Material to process |
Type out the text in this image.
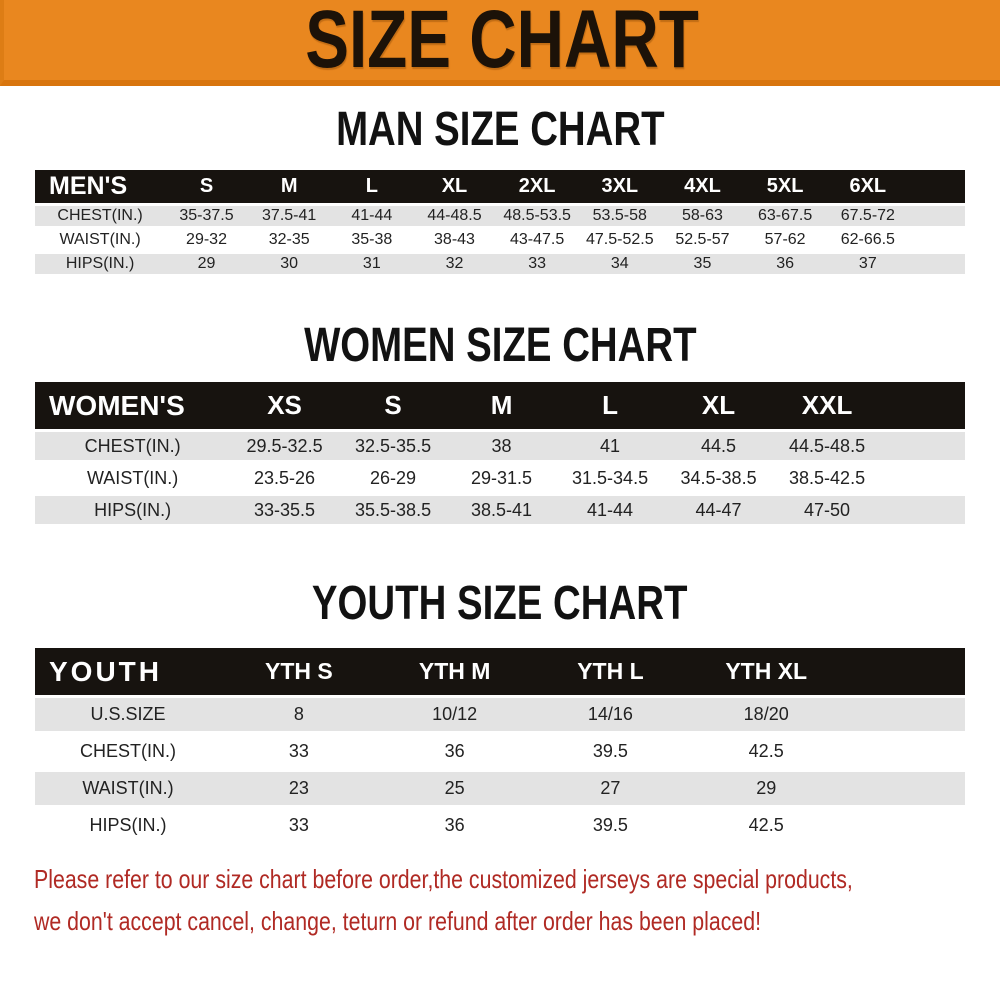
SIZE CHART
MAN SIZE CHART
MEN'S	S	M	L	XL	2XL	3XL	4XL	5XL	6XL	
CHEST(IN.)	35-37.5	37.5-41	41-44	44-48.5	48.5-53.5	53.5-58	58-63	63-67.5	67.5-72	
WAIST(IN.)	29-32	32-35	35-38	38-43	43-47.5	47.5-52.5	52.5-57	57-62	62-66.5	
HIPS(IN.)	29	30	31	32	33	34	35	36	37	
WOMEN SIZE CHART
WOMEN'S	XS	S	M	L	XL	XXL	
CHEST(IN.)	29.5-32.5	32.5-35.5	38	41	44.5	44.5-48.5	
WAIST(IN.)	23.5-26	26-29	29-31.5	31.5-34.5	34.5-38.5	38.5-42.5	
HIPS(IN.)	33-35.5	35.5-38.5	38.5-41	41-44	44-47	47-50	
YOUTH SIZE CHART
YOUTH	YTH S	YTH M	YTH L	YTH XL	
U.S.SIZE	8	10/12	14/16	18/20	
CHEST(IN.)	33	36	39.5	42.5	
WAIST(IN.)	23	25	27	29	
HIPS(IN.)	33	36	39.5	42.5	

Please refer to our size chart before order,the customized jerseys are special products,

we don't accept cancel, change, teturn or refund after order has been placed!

Written problem | Reproduce the whole listing above word for word, but not its pictures.

Output for this exercise |
Type out the text in this image.
SIZE CHART
MAN SIZE CHART
MEN'S	S	M	L	XL	2XL	3XL	4XL	5XL	6XL	
CHEST(IN.)	35-37.5	37.5-41	41-44	44-48.5	48.5-53.5	53.5-58	58-63	63-67.5	67.5-72	
WAIST(IN.)	29-32	32-35	35-38	38-43	43-47.5	47.5-52.5	52.5-57	57-62	62-66.5	
HIPS(IN.)	29	30	31	32	33	34	35	36	37	
WOMEN SIZE CHART
WOMEN'S	XS	S	M	L	XL	XXL	
CHEST(IN.)	29.5-32.5	32.5-35.5	38	41	44.5	44.5-48.5	
WAIST(IN.)	23.5-26	26-29	29-31.5	31.5-34.5	34.5-38.5	38.5-42.5	
HIPS(IN.)	33-35.5	35.5-38.5	38.5-41	41-44	44-47	47-50	
YOUTH SIZE CHART
YOUTH	YTH S	YTH M	YTH L	YTH XL	
U.S.SIZE	8	10/12	14/16	18/20	
CHEST(IN.)	33	36	39.5	42.5	
WAIST(IN.)	23	25	27	29	
HIPS(IN.)	33	36	39.5	42.5	

Please refer to our size chart before order,the customized jerseys are special products,

we don't accept cancel, change, teturn or refund after order has been placed!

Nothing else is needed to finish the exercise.